Copy all lines holding the word "supply" from the entries.
** Begin **
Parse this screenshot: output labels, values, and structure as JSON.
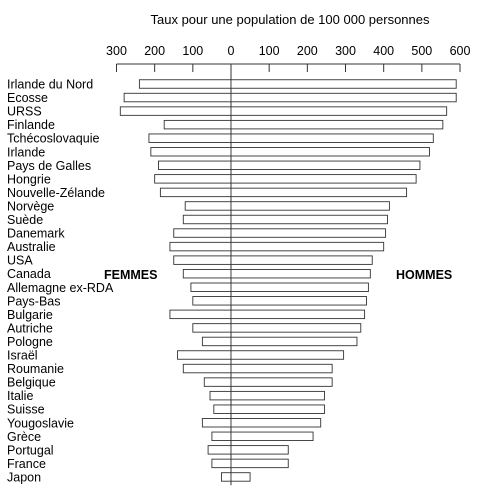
{
  "chart_data": {
    "type": "bar",
    "title": "Taux pour une population de 100 000 personnes",
    "left_label": "FEMMES",
    "right_label": "HOMMES",
    "xticks": {
      "femmes": [
        300,
        200,
        100,
        0
      ],
      "hommes": [
        100,
        200,
        300,
        400,
        500,
        600
      ]
    },
    "xlim_femmes": [
      0,
      300
    ],
    "xlim_hommes": [
      0,
      600
    ],
    "categories": [
      "Irlande du Nord",
      "Ecosse",
      "URSS",
      "Finlande",
      "Tchécoslovaquie",
      "Irlande",
      "Pays de Galles",
      "Hongrie",
      "Nouvelle-Zélande",
      "Norvège",
      "Suède",
      "Danemark",
      "Australie",
      "USA",
      "Canada",
      "Allemagne ex-RDA",
      "Pays-Bas",
      "Bulgarie",
      "Autriche",
      "Pologne",
      "Israël",
      "Roumanie",
      "Belgique",
      "Italie",
      "Suisse",
      "Yougoslavie",
      "Grèce",
      "Portugal",
      "France",
      "Japon"
    ],
    "series": [
      {
        "name": "FEMMES",
        "values": [
          240,
          280,
          290,
          175,
          215,
          210,
          190,
          200,
          185,
          120,
          125,
          150,
          160,
          150,
          125,
          105,
          100,
          160,
          100,
          75,
          140,
          125,
          70,
          55,
          45,
          75,
          50,
          60,
          50,
          25
        ]
      },
      {
        "name": "HOMMES",
        "values": [
          590,
          590,
          565,
          555,
          530,
          520,
          495,
          485,
          460,
          415,
          410,
          405,
          400,
          370,
          365,
          360,
          355,
          350,
          340,
          330,
          295,
          265,
          265,
          245,
          245,
          235,
          215,
          150,
          150,
          50
        ]
      }
    ]
  }
}
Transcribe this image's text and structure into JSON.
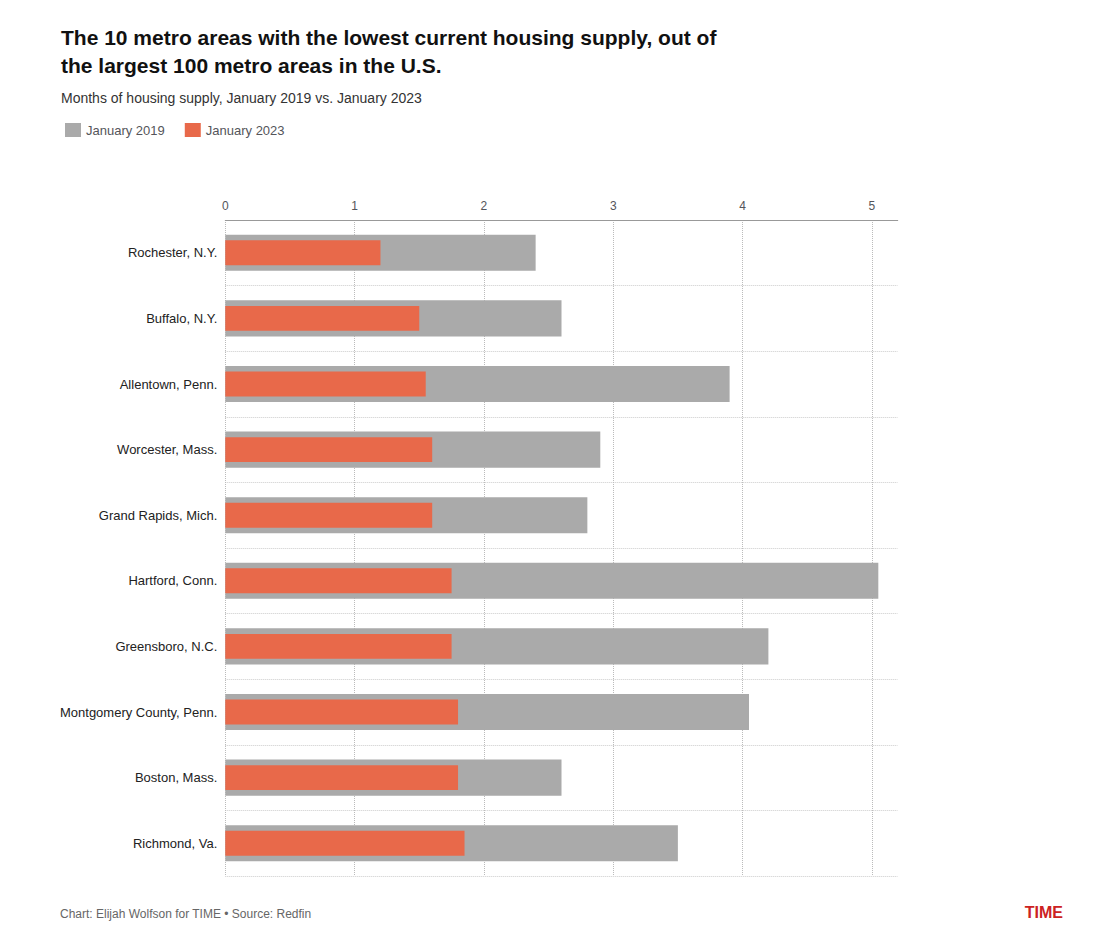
{
  "chart_data": {
    "type": "bar",
    "orientation": "horizontal",
    "title": "The 10 metro areas with the lowest current housing supply, out of\nthe largest 100 metro areas in the U.S.",
    "subtitle": "Months of housing supply, January 2019 vs. January 2023",
    "categories": [
      "Rochester, N.Y.",
      "Buffalo, N.Y.",
      "Allentown, Penn.",
      "Worcester, Mass.",
      "Grand Rapids, Mich.",
      "Hartford, Conn.",
      "Greensboro, N.C.",
      "Montgomery County, Penn.",
      "Boston, Mass.",
      "Richmond, Va."
    ],
    "series": [
      {
        "name": "January 2019",
        "color": "#aaaaaa",
        "values": [
          2.4,
          2.6,
          3.9,
          2.9,
          2.8,
          5.05,
          4.2,
          4.05,
          2.6,
          3.5
        ]
      },
      {
        "name": "January 2023",
        "color": "#e8694a",
        "values": [
          1.2,
          1.5,
          1.55,
          1.6,
          1.6,
          1.75,
          1.75,
          1.8,
          1.8,
          1.85
        ]
      }
    ],
    "xlim": [
      0,
      5.2
    ],
    "xticks": [
      0,
      1,
      2,
      3,
      4,
      5
    ],
    "grid": true,
    "legend": "top-left",
    "annotations": [
      {
        "text": "Chart: Elijah Wolfson for TIME • Source: Redfin"
      },
      {
        "text": "TIME",
        "color": "#cc2222"
      }
    ]
  }
}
** End **
-- SOLVED PROBLEM --
    "title": "The 10 metro areas with the lowest current housing supply, out of\nthe largest 100 metro areas in the U.S.",
    "subtitle": "Months of housing supply, January 2019 vs. January 2023",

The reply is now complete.